### Problem details
In the records below, pick out all lines containing the word "Groups".

+---+

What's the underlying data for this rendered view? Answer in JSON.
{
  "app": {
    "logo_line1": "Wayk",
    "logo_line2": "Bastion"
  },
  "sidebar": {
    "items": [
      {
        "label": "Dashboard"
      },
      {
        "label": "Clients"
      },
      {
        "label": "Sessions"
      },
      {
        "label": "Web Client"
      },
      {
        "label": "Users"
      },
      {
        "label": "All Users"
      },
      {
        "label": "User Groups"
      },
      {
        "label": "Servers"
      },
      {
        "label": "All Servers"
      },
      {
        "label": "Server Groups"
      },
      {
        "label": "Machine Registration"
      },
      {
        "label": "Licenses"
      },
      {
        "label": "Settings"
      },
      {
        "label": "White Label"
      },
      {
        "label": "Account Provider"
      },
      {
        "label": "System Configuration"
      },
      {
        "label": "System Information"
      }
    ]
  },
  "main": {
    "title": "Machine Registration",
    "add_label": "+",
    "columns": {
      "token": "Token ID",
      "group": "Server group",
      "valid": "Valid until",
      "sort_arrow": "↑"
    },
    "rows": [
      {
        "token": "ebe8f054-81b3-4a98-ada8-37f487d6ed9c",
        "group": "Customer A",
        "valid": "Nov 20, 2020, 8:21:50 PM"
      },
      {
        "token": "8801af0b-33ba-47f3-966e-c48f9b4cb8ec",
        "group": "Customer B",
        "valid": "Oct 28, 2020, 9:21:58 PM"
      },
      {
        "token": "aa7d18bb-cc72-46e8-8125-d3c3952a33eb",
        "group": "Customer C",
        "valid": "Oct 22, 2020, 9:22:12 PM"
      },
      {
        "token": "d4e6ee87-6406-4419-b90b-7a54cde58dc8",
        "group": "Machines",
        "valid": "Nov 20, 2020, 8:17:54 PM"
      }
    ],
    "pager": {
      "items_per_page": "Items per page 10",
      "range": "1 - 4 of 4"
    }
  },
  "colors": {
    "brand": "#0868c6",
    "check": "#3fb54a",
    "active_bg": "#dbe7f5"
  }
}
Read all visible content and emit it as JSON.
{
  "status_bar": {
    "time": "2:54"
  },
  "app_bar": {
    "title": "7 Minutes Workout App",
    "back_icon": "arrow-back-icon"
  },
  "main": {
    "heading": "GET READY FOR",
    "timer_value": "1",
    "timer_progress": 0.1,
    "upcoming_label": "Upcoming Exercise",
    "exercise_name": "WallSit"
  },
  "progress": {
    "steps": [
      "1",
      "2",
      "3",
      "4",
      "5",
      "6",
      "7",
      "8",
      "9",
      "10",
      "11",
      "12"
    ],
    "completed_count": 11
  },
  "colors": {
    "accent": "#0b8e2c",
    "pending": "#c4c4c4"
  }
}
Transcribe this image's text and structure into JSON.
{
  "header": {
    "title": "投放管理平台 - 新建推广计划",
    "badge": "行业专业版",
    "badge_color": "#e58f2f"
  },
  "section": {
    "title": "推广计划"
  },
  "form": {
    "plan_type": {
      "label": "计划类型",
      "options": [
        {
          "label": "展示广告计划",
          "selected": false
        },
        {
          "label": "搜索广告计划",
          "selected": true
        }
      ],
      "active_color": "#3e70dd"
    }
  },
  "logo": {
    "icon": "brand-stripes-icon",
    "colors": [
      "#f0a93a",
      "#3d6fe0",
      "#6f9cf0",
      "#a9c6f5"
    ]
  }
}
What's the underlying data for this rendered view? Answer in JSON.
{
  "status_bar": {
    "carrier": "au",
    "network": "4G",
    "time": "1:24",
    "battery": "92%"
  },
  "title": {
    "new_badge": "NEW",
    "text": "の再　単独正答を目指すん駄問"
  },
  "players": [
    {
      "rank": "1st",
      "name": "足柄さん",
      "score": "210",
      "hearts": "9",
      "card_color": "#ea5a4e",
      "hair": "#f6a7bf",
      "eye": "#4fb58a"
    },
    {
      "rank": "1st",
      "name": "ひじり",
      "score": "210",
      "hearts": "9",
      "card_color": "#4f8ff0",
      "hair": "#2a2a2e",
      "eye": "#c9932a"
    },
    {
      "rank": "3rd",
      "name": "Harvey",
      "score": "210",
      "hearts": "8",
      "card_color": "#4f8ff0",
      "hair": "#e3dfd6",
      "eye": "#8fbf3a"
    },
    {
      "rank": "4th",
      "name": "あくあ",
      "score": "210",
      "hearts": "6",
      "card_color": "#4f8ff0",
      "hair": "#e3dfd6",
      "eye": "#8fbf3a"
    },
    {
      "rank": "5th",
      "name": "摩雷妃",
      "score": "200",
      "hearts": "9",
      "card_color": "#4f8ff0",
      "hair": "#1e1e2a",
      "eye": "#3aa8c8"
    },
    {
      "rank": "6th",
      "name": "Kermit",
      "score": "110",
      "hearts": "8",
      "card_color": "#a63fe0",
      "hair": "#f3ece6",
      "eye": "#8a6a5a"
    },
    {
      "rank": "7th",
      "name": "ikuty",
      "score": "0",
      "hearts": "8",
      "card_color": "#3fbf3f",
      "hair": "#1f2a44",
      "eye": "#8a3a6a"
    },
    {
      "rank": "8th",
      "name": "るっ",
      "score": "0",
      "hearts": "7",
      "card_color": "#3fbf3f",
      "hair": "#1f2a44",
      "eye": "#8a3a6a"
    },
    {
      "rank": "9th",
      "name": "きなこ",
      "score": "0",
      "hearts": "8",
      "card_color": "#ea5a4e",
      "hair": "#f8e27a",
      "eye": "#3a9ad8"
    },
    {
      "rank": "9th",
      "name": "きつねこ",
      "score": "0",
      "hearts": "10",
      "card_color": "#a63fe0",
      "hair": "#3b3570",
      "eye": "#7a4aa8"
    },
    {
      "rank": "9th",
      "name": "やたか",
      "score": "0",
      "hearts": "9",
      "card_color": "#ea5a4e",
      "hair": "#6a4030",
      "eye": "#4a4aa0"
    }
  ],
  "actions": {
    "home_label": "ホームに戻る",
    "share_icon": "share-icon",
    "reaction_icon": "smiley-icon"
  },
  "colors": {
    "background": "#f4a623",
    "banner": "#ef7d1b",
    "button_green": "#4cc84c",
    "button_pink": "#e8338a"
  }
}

+---+

### Solution to this exercise
        "label": "User Groups"
        "label": "Server Groups"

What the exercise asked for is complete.